|Race remains major barrier to state’s entrepreneurs of color|
|Business owners struggle to access capital, technology|
|Published Wednesday, December 5, 2018 11:15 am|
|PHOTO | ASHLEY MAHONEY
|Jeff and Cheryl Tuning at Coppa Coffee and Tea in their SouthPark Mall location. A report by the Budget & Tax Center found entrepreneurs of color in North still lack access to capital and technology that could grow their businesses and economies in their communities.|
Growing entrepreneurship in North Carolina communities of color is a daunting task, according to a new report.
The study from the Budget & Tax Center found accelerating businesses owned by people of color has great potential to spur local economic growth and drive wealth, which has just started to grow in recent years. Between 2007-12, the number of businesses owned by people of color grew by 40 percent according to BTC, a project of the Raleigh-based North Carolina Justice Center.

> **Material provided**
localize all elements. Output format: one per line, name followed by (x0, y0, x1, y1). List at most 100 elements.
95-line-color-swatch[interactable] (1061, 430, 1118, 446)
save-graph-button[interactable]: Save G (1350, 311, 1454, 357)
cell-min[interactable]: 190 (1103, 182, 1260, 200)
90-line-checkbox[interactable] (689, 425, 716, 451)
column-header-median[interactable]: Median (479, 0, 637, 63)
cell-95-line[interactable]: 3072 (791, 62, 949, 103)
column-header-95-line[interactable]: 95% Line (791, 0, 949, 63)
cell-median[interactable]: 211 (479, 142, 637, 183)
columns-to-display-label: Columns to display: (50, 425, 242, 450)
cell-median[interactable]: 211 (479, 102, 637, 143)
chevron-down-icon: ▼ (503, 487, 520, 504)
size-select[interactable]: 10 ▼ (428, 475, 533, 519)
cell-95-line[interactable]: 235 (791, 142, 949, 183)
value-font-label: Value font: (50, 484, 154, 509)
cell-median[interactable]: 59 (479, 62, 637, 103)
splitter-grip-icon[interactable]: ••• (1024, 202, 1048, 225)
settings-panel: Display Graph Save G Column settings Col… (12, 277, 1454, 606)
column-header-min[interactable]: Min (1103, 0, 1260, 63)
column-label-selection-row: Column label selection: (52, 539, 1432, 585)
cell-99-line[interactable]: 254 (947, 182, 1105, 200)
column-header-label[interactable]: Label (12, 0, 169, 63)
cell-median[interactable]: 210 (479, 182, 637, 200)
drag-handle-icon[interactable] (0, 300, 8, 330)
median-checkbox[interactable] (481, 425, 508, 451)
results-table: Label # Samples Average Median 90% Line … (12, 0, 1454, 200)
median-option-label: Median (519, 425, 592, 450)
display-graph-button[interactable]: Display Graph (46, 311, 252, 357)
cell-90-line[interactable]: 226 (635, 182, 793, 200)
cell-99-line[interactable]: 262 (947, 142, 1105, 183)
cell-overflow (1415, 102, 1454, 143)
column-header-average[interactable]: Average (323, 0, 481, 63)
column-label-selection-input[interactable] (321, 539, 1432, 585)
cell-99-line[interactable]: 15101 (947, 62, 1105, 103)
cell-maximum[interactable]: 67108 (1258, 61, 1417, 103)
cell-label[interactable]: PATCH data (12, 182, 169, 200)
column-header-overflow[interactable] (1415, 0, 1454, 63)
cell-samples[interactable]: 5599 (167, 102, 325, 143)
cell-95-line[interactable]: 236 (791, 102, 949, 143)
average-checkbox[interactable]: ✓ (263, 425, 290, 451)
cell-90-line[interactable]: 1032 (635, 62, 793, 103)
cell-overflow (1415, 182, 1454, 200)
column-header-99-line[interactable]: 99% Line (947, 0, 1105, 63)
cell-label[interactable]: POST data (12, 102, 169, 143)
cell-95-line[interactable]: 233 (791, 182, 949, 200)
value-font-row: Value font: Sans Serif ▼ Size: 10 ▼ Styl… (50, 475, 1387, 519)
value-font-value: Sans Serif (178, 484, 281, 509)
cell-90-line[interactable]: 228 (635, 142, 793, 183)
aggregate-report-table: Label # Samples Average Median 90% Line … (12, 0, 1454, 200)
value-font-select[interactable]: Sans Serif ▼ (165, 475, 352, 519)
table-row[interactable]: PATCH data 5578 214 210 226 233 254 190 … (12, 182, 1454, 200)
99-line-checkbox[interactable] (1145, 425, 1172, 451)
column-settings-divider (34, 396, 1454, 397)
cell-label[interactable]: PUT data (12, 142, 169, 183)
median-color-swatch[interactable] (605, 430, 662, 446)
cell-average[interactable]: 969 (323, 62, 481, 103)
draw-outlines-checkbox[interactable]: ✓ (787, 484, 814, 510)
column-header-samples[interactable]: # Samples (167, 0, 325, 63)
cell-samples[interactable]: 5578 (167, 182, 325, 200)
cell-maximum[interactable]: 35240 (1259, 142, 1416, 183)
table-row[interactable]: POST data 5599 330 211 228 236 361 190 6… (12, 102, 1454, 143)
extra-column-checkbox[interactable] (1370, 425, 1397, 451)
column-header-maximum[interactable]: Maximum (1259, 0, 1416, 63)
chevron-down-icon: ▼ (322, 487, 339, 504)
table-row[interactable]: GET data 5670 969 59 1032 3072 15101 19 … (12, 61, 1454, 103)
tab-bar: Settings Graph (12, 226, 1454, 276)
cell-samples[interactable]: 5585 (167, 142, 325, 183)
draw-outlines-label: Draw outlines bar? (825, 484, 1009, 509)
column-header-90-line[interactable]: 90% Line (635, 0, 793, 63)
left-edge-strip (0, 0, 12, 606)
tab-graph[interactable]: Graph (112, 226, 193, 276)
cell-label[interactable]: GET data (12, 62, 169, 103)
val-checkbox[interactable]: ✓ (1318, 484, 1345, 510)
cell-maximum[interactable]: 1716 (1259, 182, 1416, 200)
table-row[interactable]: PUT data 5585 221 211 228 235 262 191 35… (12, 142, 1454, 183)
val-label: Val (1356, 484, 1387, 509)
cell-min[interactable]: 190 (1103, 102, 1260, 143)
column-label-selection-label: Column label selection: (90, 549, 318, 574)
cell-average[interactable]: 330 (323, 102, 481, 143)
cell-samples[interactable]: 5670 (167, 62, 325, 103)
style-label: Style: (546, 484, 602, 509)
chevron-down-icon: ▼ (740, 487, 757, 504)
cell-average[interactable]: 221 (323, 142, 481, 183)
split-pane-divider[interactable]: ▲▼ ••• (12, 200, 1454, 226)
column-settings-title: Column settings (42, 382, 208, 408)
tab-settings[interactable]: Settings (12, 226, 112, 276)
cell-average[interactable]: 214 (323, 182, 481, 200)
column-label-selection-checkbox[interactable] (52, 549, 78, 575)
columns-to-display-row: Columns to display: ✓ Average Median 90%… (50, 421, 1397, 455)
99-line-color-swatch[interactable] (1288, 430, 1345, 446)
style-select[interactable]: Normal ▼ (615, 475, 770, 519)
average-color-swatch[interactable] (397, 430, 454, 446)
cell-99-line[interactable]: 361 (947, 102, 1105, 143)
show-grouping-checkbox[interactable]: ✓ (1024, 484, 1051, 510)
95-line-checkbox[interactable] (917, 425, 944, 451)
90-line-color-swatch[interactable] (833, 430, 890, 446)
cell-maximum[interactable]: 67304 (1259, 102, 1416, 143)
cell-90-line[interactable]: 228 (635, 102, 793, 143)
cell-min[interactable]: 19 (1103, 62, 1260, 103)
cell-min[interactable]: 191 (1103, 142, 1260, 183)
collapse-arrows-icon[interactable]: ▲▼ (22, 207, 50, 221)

> **Problems and tasks**
1/ According to the article on entrepreneurs of color, by what percentage did the number of businesses owned by people of color grow between 2007 and 2012?
2/ List every person named in the article on entrepreneurs of color.

> **Outputs in order**
1/ 40 percent

2/ Ashley Mahoney, Jeff Tuning, Cheryl Tuning